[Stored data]
***

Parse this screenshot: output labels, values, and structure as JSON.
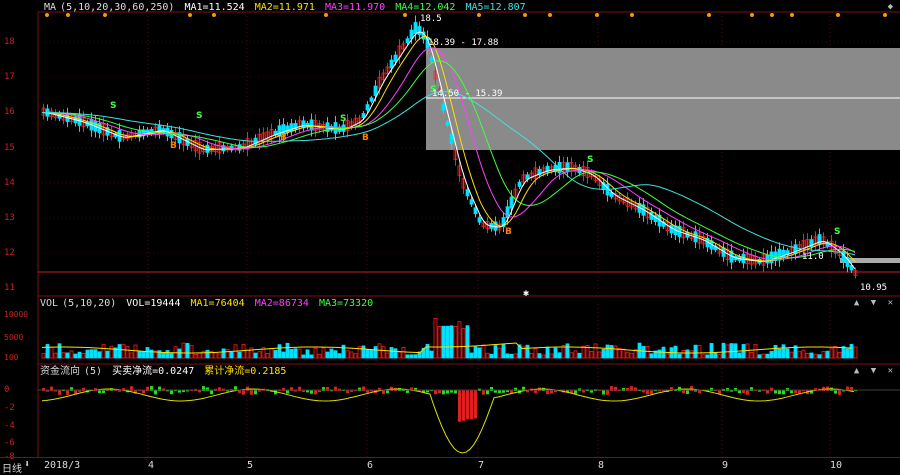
{
  "main_pane": {
    "indicator": "MA",
    "params": "(5,10,20,30,60,250)",
    "ma1": "MA1=11.524",
    "ma2": "MA2=11.971",
    "ma3": "MA3=11.970",
    "ma4": "MA4=12.042",
    "ma5": "MA5=12.807",
    "y_ticks": [
      "18",
      "17",
      "16",
      "15",
      "14",
      "13",
      "12",
      "11"
    ],
    "annotations": {
      "high_label": "18.39 - 17.88",
      "mid_label": "14.50 - 15.39",
      "low_price": "10.95",
      "ma_right": "11.0",
      "peak": "18.5"
    },
    "colors": {
      "up": "#ff2020",
      "down": "#00e0ff",
      "box": "#8a8a8a"
    }
  },
  "vol_pane": {
    "indicator": "VOL",
    "params": "(5,10,20)",
    "vol": "VOL=19444",
    "ma1": "MA1=76404",
    "ma2": "MA2=86734",
    "ma3": "MA3=73320",
    "y_ticks": [
      "10000",
      "5000",
      "100"
    ]
  },
  "fund_pane": {
    "indicator": "资金流向",
    "params": "(5)",
    "main_flow": "买卖净流=0.0247",
    "cum_flow": "累计净流=0.2185",
    "y_ticks": [
      "0",
      "-2",
      "-4",
      "-6",
      "-8"
    ]
  },
  "bottom": {
    "period_label": "日线",
    "x_ticks": [
      "2018/3",
      "4",
      "5",
      "6",
      "7",
      "8",
      "9",
      "10"
    ]
  }
}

***

PROBLEM REQUIREMENTS: Write out the entries above verbatim; the pictures do not belong in your copy.

RESPONSE:
Parse this screenshot: output labels, values, and structure as JSON.
{
  "main_pane": {
    "indicator": "MA",
    "params": "(5,10,20,30,60,250)",
    "ma1": "MA1=11.524",
    "ma2": "MA2=11.971",
    "ma3": "MA3=11.970",
    "ma4": "MA4=12.042",
    "ma5": "MA5=12.807",
    "y_ticks": [
      "18",
      "17",
      "16",
      "15",
      "14",
      "13",
      "12",
      "11"
    ],
    "annotations": {
      "high_label": "18.39 - 17.88",
      "mid_label": "14.50 - 15.39",
      "low_price": "10.95",
      "ma_right": "11.0",
      "peak": "18.5"
    },
    "colors": {
      "up": "#ff2020",
      "down": "#00e0ff",
      "box": "#8a8a8a"
    }
  },
  "vol_pane": {
    "indicator": "VOL",
    "params": "(5,10,20)",
    "vol": "VOL=19444",
    "ma1": "MA1=76404",
    "ma2": "MA2=86734",
    "ma3": "MA3=73320",
    "y_ticks": [
      "10000",
      "5000",
      "100"
    ]
  },
  "fund_pane": {
    "indicator": "资金流向",
    "params": "(5)",
    "main_flow": "买卖净流=0.0247",
    "cum_flow": "累计净流=0.2185",
    "y_ticks": [
      "0",
      "-2",
      "-4",
      "-6",
      "-8"
    ]
  },
  "bottom": {
    "period_label": "日线",
    "x_ticks": [
      "2018/3",
      "4",
      "5",
      "6",
      "7",
      "8",
      "9",
      "10"
    ]
  }
}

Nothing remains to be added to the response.